WRITTEN REQUEST
Collect all lines from the records below that include the word "增大压强".

GIVEN RECORDS
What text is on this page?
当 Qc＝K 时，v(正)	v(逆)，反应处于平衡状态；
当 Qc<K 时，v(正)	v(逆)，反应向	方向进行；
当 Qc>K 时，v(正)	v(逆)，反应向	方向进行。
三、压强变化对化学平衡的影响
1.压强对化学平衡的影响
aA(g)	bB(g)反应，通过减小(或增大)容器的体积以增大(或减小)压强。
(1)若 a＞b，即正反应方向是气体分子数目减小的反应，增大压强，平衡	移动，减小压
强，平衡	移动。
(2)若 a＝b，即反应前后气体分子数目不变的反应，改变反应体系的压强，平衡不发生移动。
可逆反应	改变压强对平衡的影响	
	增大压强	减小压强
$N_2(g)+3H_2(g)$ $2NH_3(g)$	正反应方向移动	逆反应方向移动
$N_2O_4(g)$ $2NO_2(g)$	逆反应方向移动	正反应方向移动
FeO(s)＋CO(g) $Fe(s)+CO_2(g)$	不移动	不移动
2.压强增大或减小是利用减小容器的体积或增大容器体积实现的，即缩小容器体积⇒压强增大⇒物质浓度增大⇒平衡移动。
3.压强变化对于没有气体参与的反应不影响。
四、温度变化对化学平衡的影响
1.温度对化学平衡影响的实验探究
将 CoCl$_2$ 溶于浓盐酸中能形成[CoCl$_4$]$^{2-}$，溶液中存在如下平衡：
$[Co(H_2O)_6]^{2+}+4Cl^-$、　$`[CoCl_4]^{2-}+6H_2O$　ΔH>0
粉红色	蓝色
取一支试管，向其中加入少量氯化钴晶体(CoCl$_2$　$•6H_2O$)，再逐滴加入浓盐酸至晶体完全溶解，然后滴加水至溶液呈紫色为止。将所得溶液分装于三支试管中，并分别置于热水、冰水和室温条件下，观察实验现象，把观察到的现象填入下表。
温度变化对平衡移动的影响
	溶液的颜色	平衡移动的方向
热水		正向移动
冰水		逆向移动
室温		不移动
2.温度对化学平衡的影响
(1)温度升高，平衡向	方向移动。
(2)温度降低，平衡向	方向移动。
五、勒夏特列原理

PROBLEM SOLUTION
(1)若 a＞b，即正反应方向是气体分子数目减小的反应，增大压强，平衡	移动，减小压
	增大压强	减小压强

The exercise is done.